### TASK INSTRUCTIONS
Pictures in the data below are not part of the copy; transcribe everything else exactly.
★ ★ ★ ★ ★
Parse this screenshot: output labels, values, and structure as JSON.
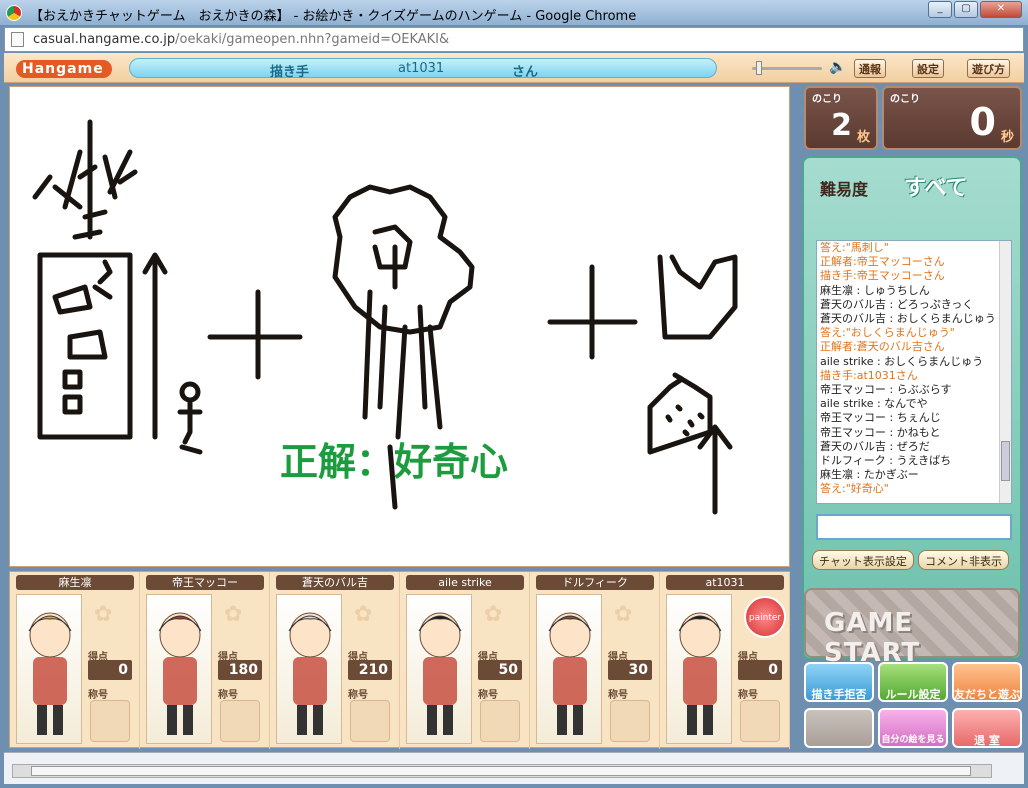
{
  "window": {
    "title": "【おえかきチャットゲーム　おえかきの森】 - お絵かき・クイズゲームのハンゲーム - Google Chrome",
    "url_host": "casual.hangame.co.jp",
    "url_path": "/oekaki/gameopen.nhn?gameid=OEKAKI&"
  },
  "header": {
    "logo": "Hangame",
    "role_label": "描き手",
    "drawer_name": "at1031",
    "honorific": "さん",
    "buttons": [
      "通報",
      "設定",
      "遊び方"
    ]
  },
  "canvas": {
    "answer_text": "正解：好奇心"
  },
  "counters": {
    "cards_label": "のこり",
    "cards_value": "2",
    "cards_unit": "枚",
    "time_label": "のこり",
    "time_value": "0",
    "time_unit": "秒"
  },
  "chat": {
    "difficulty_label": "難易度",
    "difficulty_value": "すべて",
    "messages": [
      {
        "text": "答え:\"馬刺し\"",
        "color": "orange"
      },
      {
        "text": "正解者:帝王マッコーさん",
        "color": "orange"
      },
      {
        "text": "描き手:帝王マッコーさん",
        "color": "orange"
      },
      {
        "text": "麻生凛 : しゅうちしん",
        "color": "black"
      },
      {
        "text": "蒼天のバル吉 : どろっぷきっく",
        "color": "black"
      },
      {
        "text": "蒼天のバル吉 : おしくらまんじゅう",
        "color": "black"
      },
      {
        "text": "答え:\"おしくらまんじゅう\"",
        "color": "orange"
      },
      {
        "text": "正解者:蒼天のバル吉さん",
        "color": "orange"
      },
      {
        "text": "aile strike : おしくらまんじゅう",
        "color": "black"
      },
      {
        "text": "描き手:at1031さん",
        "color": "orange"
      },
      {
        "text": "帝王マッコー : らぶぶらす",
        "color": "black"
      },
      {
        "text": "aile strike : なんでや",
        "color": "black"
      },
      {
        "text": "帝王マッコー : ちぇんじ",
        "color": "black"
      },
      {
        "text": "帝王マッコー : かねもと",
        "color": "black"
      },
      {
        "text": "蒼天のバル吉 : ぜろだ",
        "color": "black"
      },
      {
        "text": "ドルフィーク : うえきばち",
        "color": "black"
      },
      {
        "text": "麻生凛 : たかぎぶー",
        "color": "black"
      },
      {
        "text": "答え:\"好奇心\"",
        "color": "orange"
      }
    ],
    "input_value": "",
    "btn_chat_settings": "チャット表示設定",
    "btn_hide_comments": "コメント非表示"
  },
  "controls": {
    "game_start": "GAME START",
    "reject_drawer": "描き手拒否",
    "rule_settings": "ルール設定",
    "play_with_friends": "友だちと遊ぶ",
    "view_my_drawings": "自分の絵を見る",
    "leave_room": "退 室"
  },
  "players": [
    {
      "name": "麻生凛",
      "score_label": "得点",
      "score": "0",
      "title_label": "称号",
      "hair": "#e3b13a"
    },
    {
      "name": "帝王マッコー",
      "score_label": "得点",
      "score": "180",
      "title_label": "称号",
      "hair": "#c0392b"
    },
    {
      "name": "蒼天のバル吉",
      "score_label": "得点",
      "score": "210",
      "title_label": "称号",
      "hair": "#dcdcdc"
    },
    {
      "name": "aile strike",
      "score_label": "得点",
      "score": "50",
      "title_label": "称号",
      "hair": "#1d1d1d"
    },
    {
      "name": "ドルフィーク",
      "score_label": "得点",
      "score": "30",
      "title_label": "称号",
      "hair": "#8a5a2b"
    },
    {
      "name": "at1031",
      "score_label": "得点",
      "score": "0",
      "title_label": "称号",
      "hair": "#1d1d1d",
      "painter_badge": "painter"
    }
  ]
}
★ ★ ★ ★ ★
### RESULT OF THE TASK
Parse this screenshot: output labels, values, and structure as JSON.
{
  "window": {
    "title": "【おえかきチャットゲーム　おえかきの森】 - お絵かき・クイズゲームのハンゲーム - Google Chrome",
    "url_host": "casual.hangame.co.jp",
    "url_path": "/oekaki/gameopen.nhn?gameid=OEKAKI&"
  },
  "header": {
    "logo": "Hangame",
    "role_label": "描き手",
    "drawer_name": "at1031",
    "honorific": "さん",
    "buttons": [
      "通報",
      "設定",
      "遊び方"
    ]
  },
  "canvas": {
    "answer_text": "正解：好奇心"
  },
  "counters": {
    "cards_label": "のこり",
    "cards_value": "2",
    "cards_unit": "枚",
    "time_label": "のこり",
    "time_value": "0",
    "time_unit": "秒"
  },
  "chat": {
    "difficulty_label": "難易度",
    "difficulty_value": "すべて",
    "messages": [
      {
        "text": "答え:\"馬刺し\"",
        "color": "orange"
      },
      {
        "text": "正解者:帝王マッコーさん",
        "color": "orange"
      },
      {
        "text": "描き手:帝王マッコーさん",
        "color": "orange"
      },
      {
        "text": "麻生凛 : しゅうちしん",
        "color": "black"
      },
      {
        "text": "蒼天のバル吉 : どろっぷきっく",
        "color": "black"
      },
      {
        "text": "蒼天のバル吉 : おしくらまんじゅう",
        "color": "black"
      },
      {
        "text": "答え:\"おしくらまんじゅう\"",
        "color": "orange"
      },
      {
        "text": "正解者:蒼天のバル吉さん",
        "color": "orange"
      },
      {
        "text": "aile strike : おしくらまんじゅう",
        "color": "black"
      },
      {
        "text": "描き手:at1031さん",
        "color": "orange"
      },
      {
        "text": "帝王マッコー : らぶぶらす",
        "color": "black"
      },
      {
        "text": "aile strike : なんでや",
        "color": "black"
      },
      {
        "text": "帝王マッコー : ちぇんじ",
        "color": "black"
      },
      {
        "text": "帝王マッコー : かねもと",
        "color": "black"
      },
      {
        "text": "蒼天のバル吉 : ぜろだ",
        "color": "black"
      },
      {
        "text": "ドルフィーク : うえきばち",
        "color": "black"
      },
      {
        "text": "麻生凛 : たかぎぶー",
        "color": "black"
      },
      {
        "text": "答え:\"好奇心\"",
        "color": "orange"
      }
    ],
    "input_value": "",
    "btn_chat_settings": "チャット表示設定",
    "btn_hide_comments": "コメント非表示"
  },
  "controls": {
    "game_start": "GAME START",
    "reject_drawer": "描き手拒否",
    "rule_settings": "ルール設定",
    "play_with_friends": "友だちと遊ぶ",
    "view_my_drawings": "自分の絵を見る",
    "leave_room": "退 室"
  },
  "players": [
    {
      "name": "麻生凛",
      "score_label": "得点",
      "score": "0",
      "title_label": "称号",
      "hair": "#e3b13a"
    },
    {
      "name": "帝王マッコー",
      "score_label": "得点",
      "score": "180",
      "title_label": "称号",
      "hair": "#c0392b"
    },
    {
      "name": "蒼天のバル吉",
      "score_label": "得点",
      "score": "210",
      "title_label": "称号",
      "hair": "#dcdcdc"
    },
    {
      "name": "aile strike",
      "score_label": "得点",
      "score": "50",
      "title_label": "称号",
      "hair": "#1d1d1d"
    },
    {
      "name": "ドルフィーク",
      "score_label": "得点",
      "score": "30",
      "title_label": "称号",
      "hair": "#8a5a2b"
    },
    {
      "name": "at1031",
      "score_label": "得点",
      "score": "0",
      "title_label": "称号",
      "hair": "#1d1d1d",
      "painter_badge": "painter"
    }
  ]
}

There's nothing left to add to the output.